__PASSAGE__
/---
COLUMN: Particle physics is worth funding
Any student in an introduction to astronomy course recognizes the strangeness of particle physics. From the wave-particle duality of light, to the mysterious constituents of dark matter, particle physics has repeatedly demonstrated we live in a fascinating universe.
The most promising experiment devised to shed light into particles physics is the Large Hadron Collider, which was temporarily shut down last weekend. The collider is a $13.25 billion tunnel used to smash particles together at near-light speeds located in Geneva, Switzerland, at the European Organization for Nuclear Research, according to an article on Forbes.com. The collider will resume operations by 2015 running at even greater energies, according to an article on huffingtonpost.com.
With such a large operation underway, many people have questioned whether the collider is worth funding. Science is a social institution and its relationship to the general public is known to have its tensions, especially within the Midwest.
Many Americans think the answer is no. This is most noted in Texas, where a Superconducting Super Collider was under construction in 1993. Unfortunately, the House of Representatives decided to cancel the operation after $1 billion had already been spent on the Texas collider. Since then, the U.S. is no longer at the forefront of this most exciting field.
So what do physicists hope to achieve with the Geneva collider? It is well known physicists announced last July 4 that the collider has almost certainly detected the long-sought Higgs Boson.
The Higgs Boson is the particle that allows particles, and ultimately us, to exist. The discovery of the Higgs Boson would confirm the existence of the Higgs field, according to a video on scientificamerican.com. The Higgs field acts as an invisible condensate, like water, that effects how particles interact in the medium of space. After the initial big bang, massless particles pervaded the universe at light speed. Shortly after, the Higgs field condensed out, allowing particles to slow down and posses mass.
The discovery of the Higgs Boson was the primary motivation for constructing the collider, as it is the last particle to complete the Standard Model of particle physics, according to another article on scientificamerican.com.
\---
__REQUIRED WORK__
1) Decide whether each statement agrees with the particle physics column, answering yes or no and quoting the column's deciding words: (a) The Large Hadron Collider cost $13.25 billion. (b) The Superconducting Super Collider in Texas was finished in 1993. (c) The Higgs field condensed out before the big bang.
2) Extend the particle physics column, picking up after its final sentence.
The records have nothing to do with the particle physics column.

__PROVIDED RECORDS__
/---
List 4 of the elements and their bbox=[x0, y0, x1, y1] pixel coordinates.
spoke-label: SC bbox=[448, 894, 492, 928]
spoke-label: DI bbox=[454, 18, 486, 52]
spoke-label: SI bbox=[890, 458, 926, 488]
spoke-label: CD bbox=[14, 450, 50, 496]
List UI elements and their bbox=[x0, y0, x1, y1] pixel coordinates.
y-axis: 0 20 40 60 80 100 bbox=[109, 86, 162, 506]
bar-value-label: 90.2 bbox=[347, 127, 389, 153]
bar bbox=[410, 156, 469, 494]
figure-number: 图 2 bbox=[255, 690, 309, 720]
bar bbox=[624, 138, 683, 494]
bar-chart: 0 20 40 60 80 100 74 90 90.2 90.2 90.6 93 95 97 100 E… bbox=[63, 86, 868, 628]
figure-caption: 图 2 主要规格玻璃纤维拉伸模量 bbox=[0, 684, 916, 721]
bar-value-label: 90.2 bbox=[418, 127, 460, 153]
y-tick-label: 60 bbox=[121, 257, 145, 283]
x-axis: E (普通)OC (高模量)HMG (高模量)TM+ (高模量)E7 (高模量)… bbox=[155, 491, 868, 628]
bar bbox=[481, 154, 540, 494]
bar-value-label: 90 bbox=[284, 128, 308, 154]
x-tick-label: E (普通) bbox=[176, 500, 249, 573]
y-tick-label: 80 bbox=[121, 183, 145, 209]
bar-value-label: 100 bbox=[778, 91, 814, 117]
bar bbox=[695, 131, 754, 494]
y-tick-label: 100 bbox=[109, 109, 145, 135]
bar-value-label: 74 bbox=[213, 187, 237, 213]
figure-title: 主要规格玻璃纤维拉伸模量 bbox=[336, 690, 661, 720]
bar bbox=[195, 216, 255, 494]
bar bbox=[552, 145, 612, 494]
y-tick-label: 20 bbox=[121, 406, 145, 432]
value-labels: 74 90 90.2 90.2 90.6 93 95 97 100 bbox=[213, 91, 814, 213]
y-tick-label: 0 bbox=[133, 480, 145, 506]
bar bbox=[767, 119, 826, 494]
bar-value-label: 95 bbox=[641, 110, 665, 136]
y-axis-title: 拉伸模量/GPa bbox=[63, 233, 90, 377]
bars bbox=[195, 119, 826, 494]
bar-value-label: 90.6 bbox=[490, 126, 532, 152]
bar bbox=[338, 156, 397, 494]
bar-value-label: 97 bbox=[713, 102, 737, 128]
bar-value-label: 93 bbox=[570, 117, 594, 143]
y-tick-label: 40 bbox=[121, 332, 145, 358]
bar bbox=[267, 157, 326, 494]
\---
__EXPECTED OUTPUTS__
1)
(a) Yes: "The collider is a $13.25 billion tunnel"
(b) No: "a Superconducting Super Collider was under construction in 1993"
(c) No: "After the initial big bang, massless particles pervaded the universe at light speed. Shortly after, the Higgs field condensed out"

2)
Sounds interesting, but laypersons are not amateur physicists, and want to know the practical benefits of what their dollars are funding.
The difficulty with this reasoning is it ignores how the nature of science operates. Albert Einstein did not anticipate his theories of relativity would play a prominent role in GPS satellites and smartphones. The discovery of quantum mechanics, perhaps the most esoteric of the sciences, would ultimately give rise to conductors and computers. Virtually all of electricity can be traced to research conducted in the 19th century that was thought to have little, if any, practical benefit. Many of the machines found in hospitals such as MRI’s are based upon principles of physics discovered by physicists who had no interest in medicine. In order to properly do science, even the most abstract subjects need and deserve funding.
So what is in store for the collider in 2014? With higher energies, the collider can look for more precise properties regarding the Higgs Boson including the imbalance between matter and anti-matter and its relationship to dark energy — a mysterious repulsive force that increases with distances that comprises 71 percent of the universe. At higher energies, the collider could detect dark matter, extra dimensions and whether gravity has a particle, according to an article on cnn.com.
Case in point: Understanding the basic nature of the world is an exercise of both intrinsic and practical benefit. The collider is a step toward advancing an understanding of the universe and our place within it.
Nathan Cranford is a philosophy senior.